*What the task asks:*
Copy out each line that includes the word "offset".

═════ Records shown

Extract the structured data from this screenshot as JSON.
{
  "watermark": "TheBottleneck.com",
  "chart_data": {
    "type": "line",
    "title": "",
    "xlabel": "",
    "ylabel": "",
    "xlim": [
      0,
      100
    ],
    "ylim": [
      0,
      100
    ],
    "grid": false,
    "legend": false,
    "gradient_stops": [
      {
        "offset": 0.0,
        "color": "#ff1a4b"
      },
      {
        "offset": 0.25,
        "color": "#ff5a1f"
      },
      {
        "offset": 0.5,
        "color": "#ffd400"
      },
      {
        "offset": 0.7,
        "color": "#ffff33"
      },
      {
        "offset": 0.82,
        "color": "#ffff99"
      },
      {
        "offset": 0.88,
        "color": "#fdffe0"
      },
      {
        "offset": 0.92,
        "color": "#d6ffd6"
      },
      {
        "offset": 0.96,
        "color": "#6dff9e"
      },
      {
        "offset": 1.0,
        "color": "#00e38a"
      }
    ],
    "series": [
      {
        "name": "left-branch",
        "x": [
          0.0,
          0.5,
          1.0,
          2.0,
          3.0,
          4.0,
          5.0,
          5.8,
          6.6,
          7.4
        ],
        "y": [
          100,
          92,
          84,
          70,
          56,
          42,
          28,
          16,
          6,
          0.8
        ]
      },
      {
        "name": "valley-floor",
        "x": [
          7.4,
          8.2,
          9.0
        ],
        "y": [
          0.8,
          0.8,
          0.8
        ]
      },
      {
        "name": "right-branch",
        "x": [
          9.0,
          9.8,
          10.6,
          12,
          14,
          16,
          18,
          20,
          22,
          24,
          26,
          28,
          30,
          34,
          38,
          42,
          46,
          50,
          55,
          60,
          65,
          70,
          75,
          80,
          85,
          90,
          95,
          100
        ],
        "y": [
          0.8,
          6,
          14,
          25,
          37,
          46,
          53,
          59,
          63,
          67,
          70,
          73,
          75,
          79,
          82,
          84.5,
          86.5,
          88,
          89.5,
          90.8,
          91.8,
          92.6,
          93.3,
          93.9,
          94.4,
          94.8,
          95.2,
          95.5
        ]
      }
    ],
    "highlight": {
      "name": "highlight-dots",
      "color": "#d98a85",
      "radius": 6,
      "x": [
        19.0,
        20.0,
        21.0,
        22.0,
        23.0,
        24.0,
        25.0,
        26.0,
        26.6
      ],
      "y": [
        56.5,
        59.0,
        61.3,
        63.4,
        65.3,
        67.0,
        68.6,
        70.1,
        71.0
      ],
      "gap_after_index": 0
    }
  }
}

══════════

*Answer in full:*
        "offset": 0.0,
        "offset": 0.25,
        "offset": 0.5,
        "offset": 0.7,
        "offset": 0.82,
        "offset": 0.88,
        "offset": 0.92,
        "offset": 0.96,
        "offset": 1.0,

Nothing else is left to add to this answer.